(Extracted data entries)

/---

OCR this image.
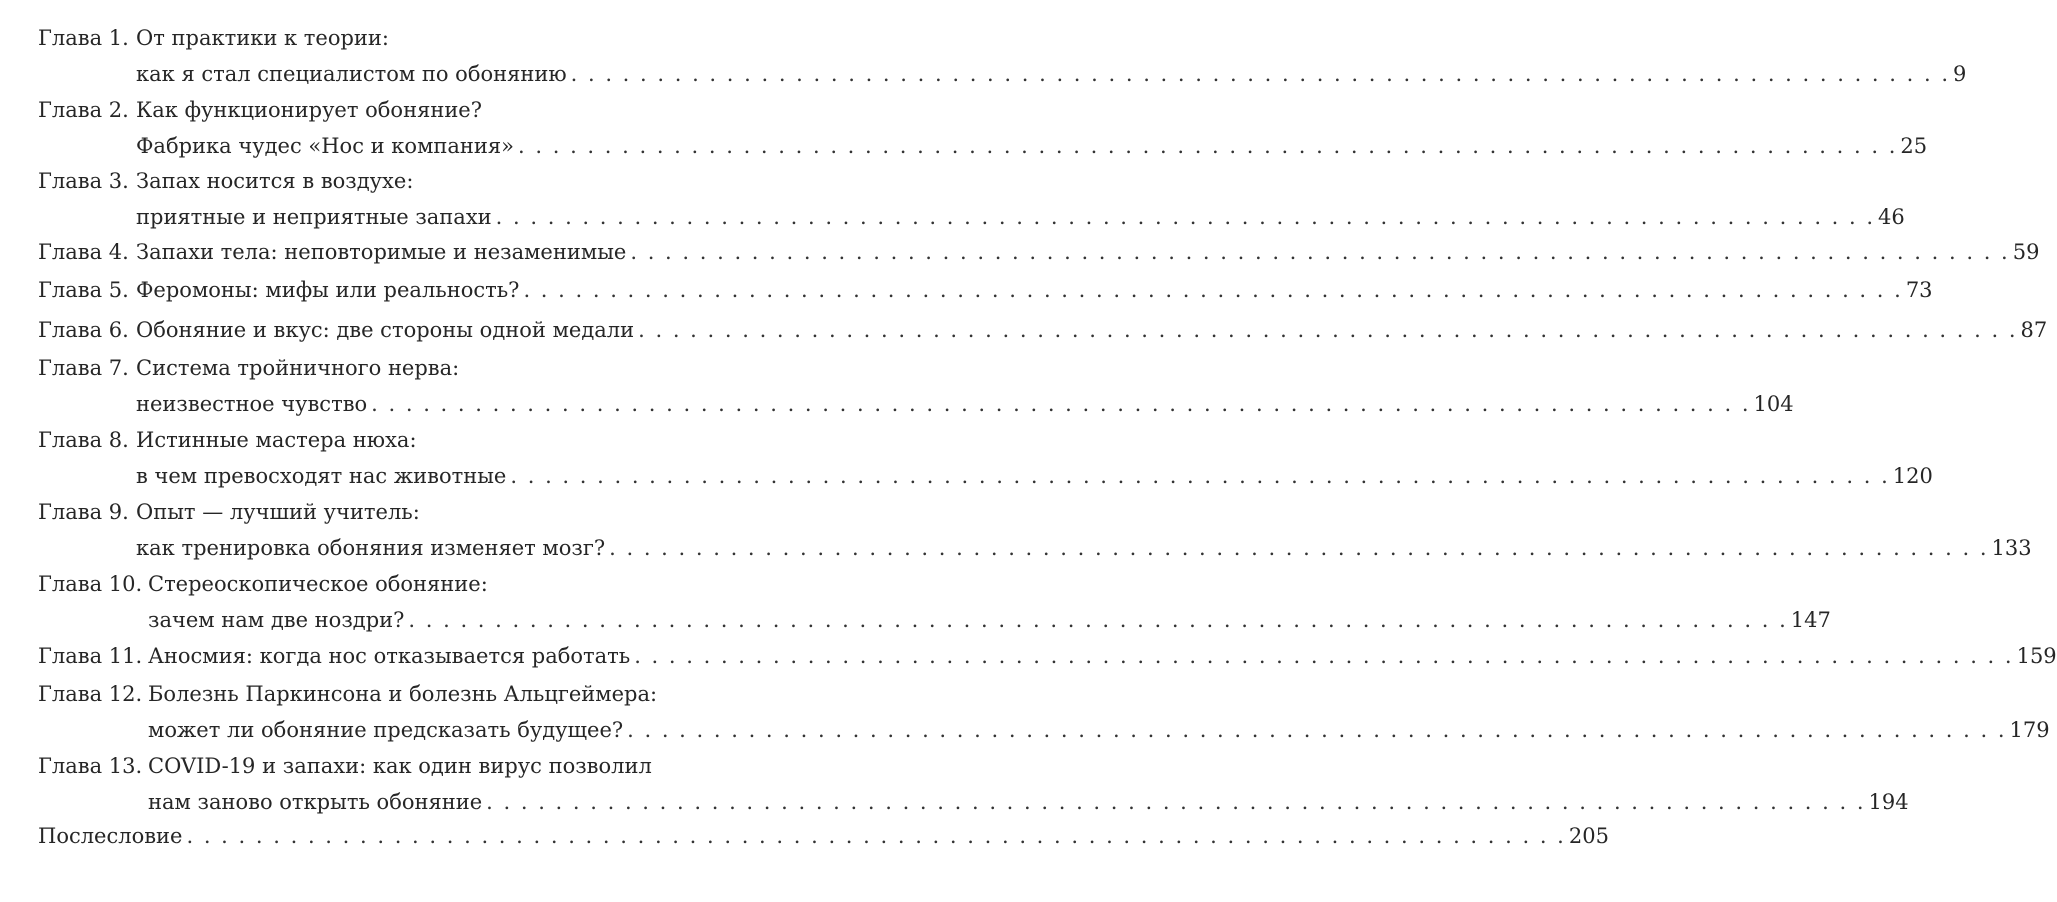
Глава 1. От практики к теории:
как я стал специалистом по обонянию . . . . . . . . . . . . . . . . . . . . . . . . . . . . . . . . . . . . . . . . . . . . . . . . . . . . . . . . . . . . . . . . . . . . . . . . . . . . . . . . 9
Глава 2. Как функционирует обоняние?
Фабрика чудес «Нос и компания» . . . . . . . . . . . . . . . . . . . . . . . . . . . . . . . . . . . . . . . . . . . . . . . . . . . . . . . . . . . . . . . . . . . . . . . . . . . . . . . . 25
Глава 3. Запах носится в воздухе:
приятные и неприятные запахи . . . . . . . . . . . . . . . . . . . . . . . . . . . . . . . . . . . . . . . . . . . . . . . . . . . . . . . . . . . . . . . . . . . . . . . . . . . . . . . . 46
Глава 4. Запахи тела: неповторимые и незаменимые . . . . . . . . . . . . . . . . . . . . . . . . . . . . . . . . . . . . . . . . . . . . . . . . . . . . . . . . . . . . . . . . . . . . . . . . . . . . . . . . 59
Глава 5. Феромоны: мифы или реальность? . . . . . . . . . . . . . . . . . . . . . . . . . . . . . . . . . . . . . . . . . . . . . . . . . . . . . . . . . . . . . . . . . . . . . . . . . . . . . . . . 73
Глава 6. Обоняние и вкус: две стороны одной медали . . . . . . . . . . . . . . . . . . . . . . . . . . . . . . . . . . . . . . . . . . . . . . . . . . . . . . . . . . . . . . . . . . . . . . . . . . . . . . . . 87
Глава 7. Система тройничного нерва:
неизвестное чувство . . . . . . . . . . . . . . . . . . . . . . . . . . . . . . . . . . . . . . . . . . . . . . . . . . . . . . . . . . . . . . . . . . . . . . . . . . . . . . . . 104
Глава 8. Истинные мастера нюха:
в чем превосходят нас животные . . . . . . . . . . . . . . . . . . . . . . . . . . . . . . . . . . . . . . . . . . . . . . . . . . . . . . . . . . . . . . . . . . . . . . . . . . . . . . . . 120
Глава 9. Опыт — лучший учитель:
как тренировка обоняния изменяет мозг? . . . . . . . . . . . . . . . . . . . . . . . . . . . . . . . . . . . . . . . . . . . . . . . . . . . . . . . . . . . . . . . . . . . . . . . . . . . . . . . . 133
Глава 10. Стереоскопическое обоняние:
зачем нам две ноздри? . . . . . . . . . . . . . . . . . . . . . . . . . . . . . . . . . . . . . . . . . . . . . . . . . . . . . . . . . . . . . . . . . . . . . . . . . . . . . . . . 147
Глава 11. Аносмия: когда нос отказывается работать . . . . . . . . . . . . . . . . . . . . . . . . . . . . . . . . . . . . . . . . . . . . . . . . . . . . . . . . . . . . . . . . . . . . . . . . . . . . . . . . 159
Глава 12. Болезнь Паркинсона и болезнь Альцгеймера:
может ли обоняние предсказать будущее? . . . . . . . . . . . . . . . . . . . . . . . . . . . . . . . . . . . . . . . . . . . . . . . . . . . . . . . . . . . . . . . . . . . . . . . . . . . . . . . . 179
Глава 13. COVID-19 и запахи: как один вирус позволил
нам заново открыть обоняние . . . . . . . . . . . . . . . . . . . . . . . . . . . . . . . . . . . . . . . . . . . . . . . . . . . . . . . . . . . . . . . . . . . . . . . . . . . . . . . . 194
Послесловие . . . . . . . . . . . . . . . . . . . . . . . . . . . . . . . . . . . . . . . . . . . . . . . . . . . . . . . . . . . . . . . . . . . . . . . . . . . . . . . . 205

\---

Write the lines above out again exactly, without any of their pictures.

OCR this image.
Глава 1. От практики к теории:
как я стал специалистом по обонянию . . . . . . . . . . . . . . . . . . . . . . . . . . . . . . . . . . . . . . . . . . . . . . . . . . . . . . . . . . . . . . . . . . . . . . . . . . . . . . . . 9
Глава 2. Как функционирует обоняние?
Фабрика чудес «Нос и компания» . . . . . . . . . . . . . . . . . . . . . . . . . . . . . . . . . . . . . . . . . . . . . . . . . . . . . . . . . . . . . . . . . . . . . . . . . . . . . . . . 25
Глава 3. Запах носится в воздухе:
приятные и неприятные запахи . . . . . . . . . . . . . . . . . . . . . . . . . . . . . . . . . . . . . . . . . . . . . . . . . . . . . . . . . . . . . . . . . . . . . . . . . . . . . . . . 46
Глава 4. Запахи тела: неповторимые и незаменимые . . . . . . . . . . . . . . . . . . . . . . . . . . . . . . . . . . . . . . . . . . . . . . . . . . . . . . . . . . . . . . . . . . . . . . . . . . . . . . . . 59
Глава 5. Феромоны: мифы или реальность? . . . . . . . . . . . . . . . . . . . . . . . . . . . . . . . . . . . . . . . . . . . . . . . . . . . . . . . . . . . . . . . . . . . . . . . . . . . . . . . . 73
Глава 6. Обоняние и вкус: две стороны одной медали . . . . . . . . . . . . . . . . . . . . . . . . . . . . . . . . . . . . . . . . . . . . . . . . . . . . . . . . . . . . . . . . . . . . . . . . . . . . . . . . 87
Глава 7. Система тройничного нерва:
неизвестное чувство . . . . . . . . . . . . . . . . . . . . . . . . . . . . . . . . . . . . . . . . . . . . . . . . . . . . . . . . . . . . . . . . . . . . . . . . . . . . . . . . 104
Глава 8. Истинные мастера нюха:
в чем превосходят нас животные . . . . . . . . . . . . . . . . . . . . . . . . . . . . . . . . . . . . . . . . . . . . . . . . . . . . . . . . . . . . . . . . . . . . . . . . . . . . . . . . 120
Глава 9. Опыт — лучший учитель:
как тренировка обоняния изменяет мозг? . . . . . . . . . . . . . . . . . . . . . . . . . . . . . . . . . . . . . . . . . . . . . . . . . . . . . . . . . . . . . . . . . . . . . . . . . . . . . . . . 133
Глава 10. Стереоскопическое обоняние:
зачем нам две ноздри? . . . . . . . . . . . . . . . . . . . . . . . . . . . . . . . . . . . . . . . . . . . . . . . . . . . . . . . . . . . . . . . . . . . . . . . . . . . . . . . . 147
Глава 11. Аносмия: когда нос отказывается работать . . . . . . . . . . . . . . . . . . . . . . . . . . . . . . . . . . . . . . . . . . . . . . . . . . . . . . . . . . . . . . . . . . . . . . . . . . . . . . . . 159
Глава 12. Болезнь Паркинсона и болезнь Альцгеймера:
может ли обоняние предсказать будущее? . . . . . . . . . . . . . . . . . . . . . . . . . . . . . . . . . . . . . . . . . . . . . . . . . . . . . . . . . . . . . . . . . . . . . . . . . . . . . . . . 179
Глава 13. COVID-19 и запахи: как один вирус позволил
нам заново открыть обоняние . . . . . . . . . . . . . . . . . . . . . . . . . . . . . . . . . . . . . . . . . . . . . . . . . . . . . . . . . . . . . . . . . . . . . . . . . . . . . . . . 194
Послесловие . . . . . . . . . . . . . . . . . . . . . . . . . . . . . . . . . . . . . . . . . . . . . . . . . . . . . . . . . . . . . . . . . . . . . . . . . . . . . . . . 205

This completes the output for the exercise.